(Items from a data source)
******************************
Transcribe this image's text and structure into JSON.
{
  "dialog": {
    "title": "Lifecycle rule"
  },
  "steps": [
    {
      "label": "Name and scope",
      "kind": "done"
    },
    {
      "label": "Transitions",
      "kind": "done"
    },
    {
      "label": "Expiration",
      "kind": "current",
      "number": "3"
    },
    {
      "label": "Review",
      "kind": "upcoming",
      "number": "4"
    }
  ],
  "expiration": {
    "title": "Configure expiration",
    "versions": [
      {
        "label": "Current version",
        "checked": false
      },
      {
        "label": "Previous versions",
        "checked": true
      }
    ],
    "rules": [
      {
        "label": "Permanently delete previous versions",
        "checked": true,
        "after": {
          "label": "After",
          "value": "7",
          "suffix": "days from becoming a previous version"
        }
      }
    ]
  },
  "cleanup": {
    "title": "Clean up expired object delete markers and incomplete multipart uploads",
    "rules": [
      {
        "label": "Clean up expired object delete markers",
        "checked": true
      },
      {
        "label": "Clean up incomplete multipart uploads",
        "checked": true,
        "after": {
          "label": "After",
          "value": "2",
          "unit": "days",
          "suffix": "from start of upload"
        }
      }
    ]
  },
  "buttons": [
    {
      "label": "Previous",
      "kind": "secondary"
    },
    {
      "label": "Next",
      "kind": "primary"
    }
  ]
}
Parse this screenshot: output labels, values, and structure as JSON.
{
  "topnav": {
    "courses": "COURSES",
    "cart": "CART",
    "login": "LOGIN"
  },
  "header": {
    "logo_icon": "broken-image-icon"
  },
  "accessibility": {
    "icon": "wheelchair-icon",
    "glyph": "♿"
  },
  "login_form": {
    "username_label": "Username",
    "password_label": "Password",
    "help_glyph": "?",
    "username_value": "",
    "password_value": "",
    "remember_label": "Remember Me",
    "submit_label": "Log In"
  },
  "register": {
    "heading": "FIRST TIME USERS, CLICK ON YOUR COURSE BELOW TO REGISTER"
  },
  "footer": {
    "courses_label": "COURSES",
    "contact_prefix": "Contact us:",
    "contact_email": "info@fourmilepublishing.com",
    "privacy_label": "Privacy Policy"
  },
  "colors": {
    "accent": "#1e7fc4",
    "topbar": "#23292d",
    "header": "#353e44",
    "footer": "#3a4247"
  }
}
******************************
• [What to work on] Exactly repeat the lines from the line that contains "Parse this screenshot: output" to the end of the entries, both included, and leave out all other lines.

• [Output below]
Parse this screenshot: output labels, values, and structure as JSON.
{
  "topnav": {
    "courses": "COURSES",
    "cart": "CART",
    "login": "LOGIN"
  },
  "header": {
    "logo_icon": "broken-image-icon"
  },
  "accessibility": {
    "icon": "wheelchair-icon",
    "glyph": "♿"
  },
  "login_form": {
    "username_label": "Username",
    "password_label": "Password",
    "help_glyph": "?",
    "username_value": "",
    "password_value": "",
    "remember_label": "Remember Me",
    "submit_label": "Log In"
  },
  "register": {
    "heading": "FIRST TIME USERS, CLICK ON YOUR COURSE BELOW TO REGISTER"
  },
  "footer": {
    "courses_label": "COURSES",
    "contact_prefix": "Contact us:",
    "contact_email": "info@fourmilepublishing.com",
    "privacy_label": "Privacy Policy"
  },
  "colors": {
    "accent": "#1e7fc4",
    "topbar": "#23292d",
    "header": "#353e44",
    "footer": "#3a4247"
  }
}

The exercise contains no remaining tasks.